### JOB
The records that follow must be reproduced in full, exactly as written.

☆ ☆ ☆ ☆ ☆

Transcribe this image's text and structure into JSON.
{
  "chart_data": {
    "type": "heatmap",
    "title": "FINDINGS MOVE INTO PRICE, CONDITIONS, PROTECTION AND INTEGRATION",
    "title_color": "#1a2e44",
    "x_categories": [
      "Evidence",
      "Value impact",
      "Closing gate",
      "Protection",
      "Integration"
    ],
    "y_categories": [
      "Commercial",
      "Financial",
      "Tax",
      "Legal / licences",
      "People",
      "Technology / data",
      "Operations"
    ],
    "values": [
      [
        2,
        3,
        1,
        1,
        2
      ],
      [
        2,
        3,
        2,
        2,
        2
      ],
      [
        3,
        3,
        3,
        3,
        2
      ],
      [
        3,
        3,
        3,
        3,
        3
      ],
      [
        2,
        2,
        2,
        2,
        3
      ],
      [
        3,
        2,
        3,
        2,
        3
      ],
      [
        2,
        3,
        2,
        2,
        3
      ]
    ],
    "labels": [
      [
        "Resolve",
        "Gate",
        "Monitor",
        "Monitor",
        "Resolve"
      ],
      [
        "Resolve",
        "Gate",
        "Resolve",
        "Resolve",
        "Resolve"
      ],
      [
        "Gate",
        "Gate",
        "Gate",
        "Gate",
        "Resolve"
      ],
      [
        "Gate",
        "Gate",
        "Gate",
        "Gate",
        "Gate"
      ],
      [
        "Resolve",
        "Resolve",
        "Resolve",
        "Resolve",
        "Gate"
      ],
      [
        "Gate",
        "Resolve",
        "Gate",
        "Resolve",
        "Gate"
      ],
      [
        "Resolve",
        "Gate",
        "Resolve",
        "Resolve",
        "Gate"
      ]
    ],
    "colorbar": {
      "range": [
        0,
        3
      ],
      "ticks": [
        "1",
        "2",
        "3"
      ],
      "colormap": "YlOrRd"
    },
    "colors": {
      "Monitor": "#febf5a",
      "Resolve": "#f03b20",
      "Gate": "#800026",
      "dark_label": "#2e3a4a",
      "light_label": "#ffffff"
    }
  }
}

☆ ☆ ☆ ☆ ☆

### FINAL RESULT
Transcribe this image's text and structure into JSON.
{
  "chart_data": {
    "type": "heatmap",
    "title": "FINDINGS MOVE INTO PRICE, CONDITIONS, PROTECTION AND INTEGRATION",
    "title_color": "#1a2e44",
    "x_categories": [
      "Evidence",
      "Value impact",
      "Closing gate",
      "Protection",
      "Integration"
    ],
    "y_categories": [
      "Commercial",
      "Financial",
      "Tax",
      "Legal / licences",
      "People",
      "Technology / data",
      "Operations"
    ],
    "values": [
      [
        2,
        3,
        1,
        1,
        2
      ],
      [
        2,
        3,
        2,
        2,
        2
      ],
      [
        3,
        3,
        3,
        3,
        2
      ],
      [
        3,
        3,
        3,
        3,
        3
      ],
      [
        2,
        2,
        2,
        2,
        3
      ],
      [
        3,
        2,
        3,
        2,
        3
      ],
      [
        2,
        3,
        2,
        2,
        3
      ]
    ],
    "labels": [
      [
        "Resolve",
        "Gate",
        "Monitor",
        "Monitor",
        "Resolve"
      ],
      [
        "Resolve",
        "Gate",
        "Resolve",
        "Resolve",
        "Resolve"
      ],
      [
        "Gate",
        "Gate",
        "Gate",
        "Gate",
        "Resolve"
      ],
      [
        "Gate",
        "Gate",
        "Gate",
        "Gate",
        "Gate"
      ],
      [
        "Resolve",
        "Resolve",
        "Resolve",
        "Resolve",
        "Gate"
      ],
      [
        "Gate",
        "Resolve",
        "Gate",
        "Resolve",
        "Gate"
      ],
      [
        "Resolve",
        "Gate",
        "Resolve",
        "Resolve",
        "Gate"
      ]
    ],
    "colorbar": {
      "range": [
        0,
        3
      ],
      "ticks": [
        "1",
        "2",
        "3"
      ],
      "colormap": "YlOrRd"
    },
    "colors": {
      "Monitor": "#febf5a",
      "Resolve": "#f03b20",
      "Gate": "#800026",
      "dark_label": "#2e3a4a",
      "light_label": "#ffffff"
    }
  }
}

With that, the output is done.